══ Records shown

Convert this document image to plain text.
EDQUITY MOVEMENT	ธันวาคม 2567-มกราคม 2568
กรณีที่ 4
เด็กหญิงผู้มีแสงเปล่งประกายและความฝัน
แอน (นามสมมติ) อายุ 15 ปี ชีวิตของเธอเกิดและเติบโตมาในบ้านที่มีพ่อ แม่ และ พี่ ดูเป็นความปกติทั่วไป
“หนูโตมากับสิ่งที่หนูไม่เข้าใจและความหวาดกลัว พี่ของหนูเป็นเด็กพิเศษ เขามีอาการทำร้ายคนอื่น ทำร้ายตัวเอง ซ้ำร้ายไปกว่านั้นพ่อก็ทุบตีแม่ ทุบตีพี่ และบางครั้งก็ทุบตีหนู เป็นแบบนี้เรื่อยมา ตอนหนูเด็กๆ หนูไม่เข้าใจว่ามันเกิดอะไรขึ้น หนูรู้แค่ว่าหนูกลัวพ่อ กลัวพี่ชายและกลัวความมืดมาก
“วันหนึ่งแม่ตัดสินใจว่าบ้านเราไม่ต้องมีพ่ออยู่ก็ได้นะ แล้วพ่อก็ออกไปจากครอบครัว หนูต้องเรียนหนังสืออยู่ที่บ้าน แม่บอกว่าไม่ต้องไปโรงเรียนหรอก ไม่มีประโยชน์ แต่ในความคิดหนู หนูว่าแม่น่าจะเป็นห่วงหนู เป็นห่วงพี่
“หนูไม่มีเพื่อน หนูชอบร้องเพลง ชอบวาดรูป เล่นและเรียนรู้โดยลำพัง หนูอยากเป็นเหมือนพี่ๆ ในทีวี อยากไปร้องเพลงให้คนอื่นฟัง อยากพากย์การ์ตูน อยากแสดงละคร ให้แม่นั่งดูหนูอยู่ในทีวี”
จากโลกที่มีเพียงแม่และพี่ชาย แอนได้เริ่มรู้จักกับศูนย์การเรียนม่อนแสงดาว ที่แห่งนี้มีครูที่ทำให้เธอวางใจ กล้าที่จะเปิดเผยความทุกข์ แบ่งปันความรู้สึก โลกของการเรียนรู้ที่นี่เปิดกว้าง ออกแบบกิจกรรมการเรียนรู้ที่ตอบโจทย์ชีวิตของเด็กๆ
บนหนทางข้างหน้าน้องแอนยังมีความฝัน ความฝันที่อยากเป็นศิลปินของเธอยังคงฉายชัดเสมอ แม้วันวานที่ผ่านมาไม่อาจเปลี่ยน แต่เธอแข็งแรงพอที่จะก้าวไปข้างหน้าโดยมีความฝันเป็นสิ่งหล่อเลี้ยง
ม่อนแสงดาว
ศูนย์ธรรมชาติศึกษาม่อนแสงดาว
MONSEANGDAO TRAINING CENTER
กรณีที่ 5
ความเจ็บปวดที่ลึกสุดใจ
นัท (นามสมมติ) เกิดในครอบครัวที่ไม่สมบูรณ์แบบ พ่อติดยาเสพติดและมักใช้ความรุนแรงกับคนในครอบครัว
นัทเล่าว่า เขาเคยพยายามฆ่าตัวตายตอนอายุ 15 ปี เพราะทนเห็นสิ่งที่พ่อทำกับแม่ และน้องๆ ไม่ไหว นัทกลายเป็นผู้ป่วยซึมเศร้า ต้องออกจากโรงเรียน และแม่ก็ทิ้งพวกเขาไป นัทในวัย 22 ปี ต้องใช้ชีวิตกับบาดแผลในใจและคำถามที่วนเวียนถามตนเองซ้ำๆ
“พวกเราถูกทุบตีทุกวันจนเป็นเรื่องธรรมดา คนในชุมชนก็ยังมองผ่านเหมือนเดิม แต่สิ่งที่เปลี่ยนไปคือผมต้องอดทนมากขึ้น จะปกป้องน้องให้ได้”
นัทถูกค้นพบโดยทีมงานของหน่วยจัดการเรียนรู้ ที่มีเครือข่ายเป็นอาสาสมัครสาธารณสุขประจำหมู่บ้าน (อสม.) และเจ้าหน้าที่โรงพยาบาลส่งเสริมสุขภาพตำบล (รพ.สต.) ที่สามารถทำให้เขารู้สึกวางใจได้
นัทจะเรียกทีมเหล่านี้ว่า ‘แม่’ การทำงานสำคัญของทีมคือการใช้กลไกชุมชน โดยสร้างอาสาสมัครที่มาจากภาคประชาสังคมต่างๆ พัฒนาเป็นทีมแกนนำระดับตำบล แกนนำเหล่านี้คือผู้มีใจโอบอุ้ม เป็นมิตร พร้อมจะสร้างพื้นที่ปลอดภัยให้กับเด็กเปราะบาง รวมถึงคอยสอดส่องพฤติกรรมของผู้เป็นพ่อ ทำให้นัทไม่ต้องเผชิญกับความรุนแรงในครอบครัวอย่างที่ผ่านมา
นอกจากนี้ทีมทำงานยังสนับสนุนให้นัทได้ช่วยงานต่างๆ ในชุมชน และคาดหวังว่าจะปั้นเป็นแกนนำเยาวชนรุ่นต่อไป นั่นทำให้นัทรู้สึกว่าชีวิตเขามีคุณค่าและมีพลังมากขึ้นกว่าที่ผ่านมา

════

### Work required
Locate the word "อยากเป" in the entries, and copy every line where it is found.

### Written solution
“หนูไม่มีเพื่อน หนูชอบร้องเพลง ชอบวาดรูป เล่นและเรียนรู้โดยลำพัง หนูอยากเป็นเหมือนพี่ๆ ในทีวี อยากไปร้องเพลงให้คนอื่นฟัง อยากพากย์การ์ตูน อยากแสดงละคร ให้แม่นั่งดูหนูอยู่ในทีวี”
บนหนทางข้างหน้าน้องแอนยังมีความฝัน ความฝันที่อยากเป็นศิลปินของเธอยังคงฉายชัดเสมอ แม้วันวานที่ผ่านมาไม่อาจเปลี่ยน แต่เธอแข็งแรงพอที่จะก้าวไปข้างหน้าโดยมีความฝันเป็นสิ่งหล่อเลี้ยง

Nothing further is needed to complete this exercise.